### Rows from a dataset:

** START **

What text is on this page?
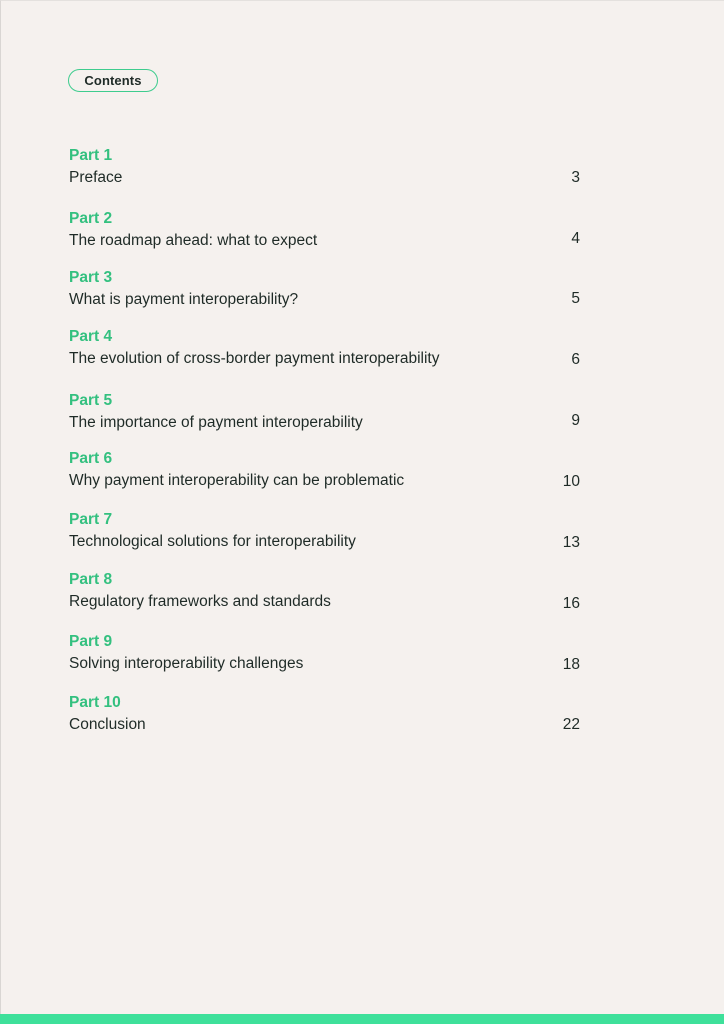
Contents
Part 1
Preface	3
Part 2
The roadmap ahead: what to expect	4
Part 3
What is payment interoperability?	5
Part 4
The evolution of cross-border payment interoperability	6
Part 5
The importance of payment interoperability	9
Part 6
Why payment interoperability can be problematic	10
Part 7
Technological solutions for interoperability	13
Part 8
Regulatory frameworks and standards	16
Part 9
Solving interoperability challenges	18
Part 10
Conclusion	22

** END **

### Your task:
The data above needs to be retyped exactly, with the images left out.

### Completed task:
What text is on this page?
Contents
Part 1
Preface	3
Part 2
The roadmap ahead: what to expect	4
Part 3
What is payment interoperability?	5
Part 4
The evolution of cross-border payment interoperability	6
Part 5
The importance of payment interoperability	9
Part 6
Why payment interoperability can be problematic	10
Part 7
Technological solutions for interoperability	13
Part 8
Regulatory frameworks and standards	16
Part 9
Solving interoperability challenges	18
Part 10
Conclusion	22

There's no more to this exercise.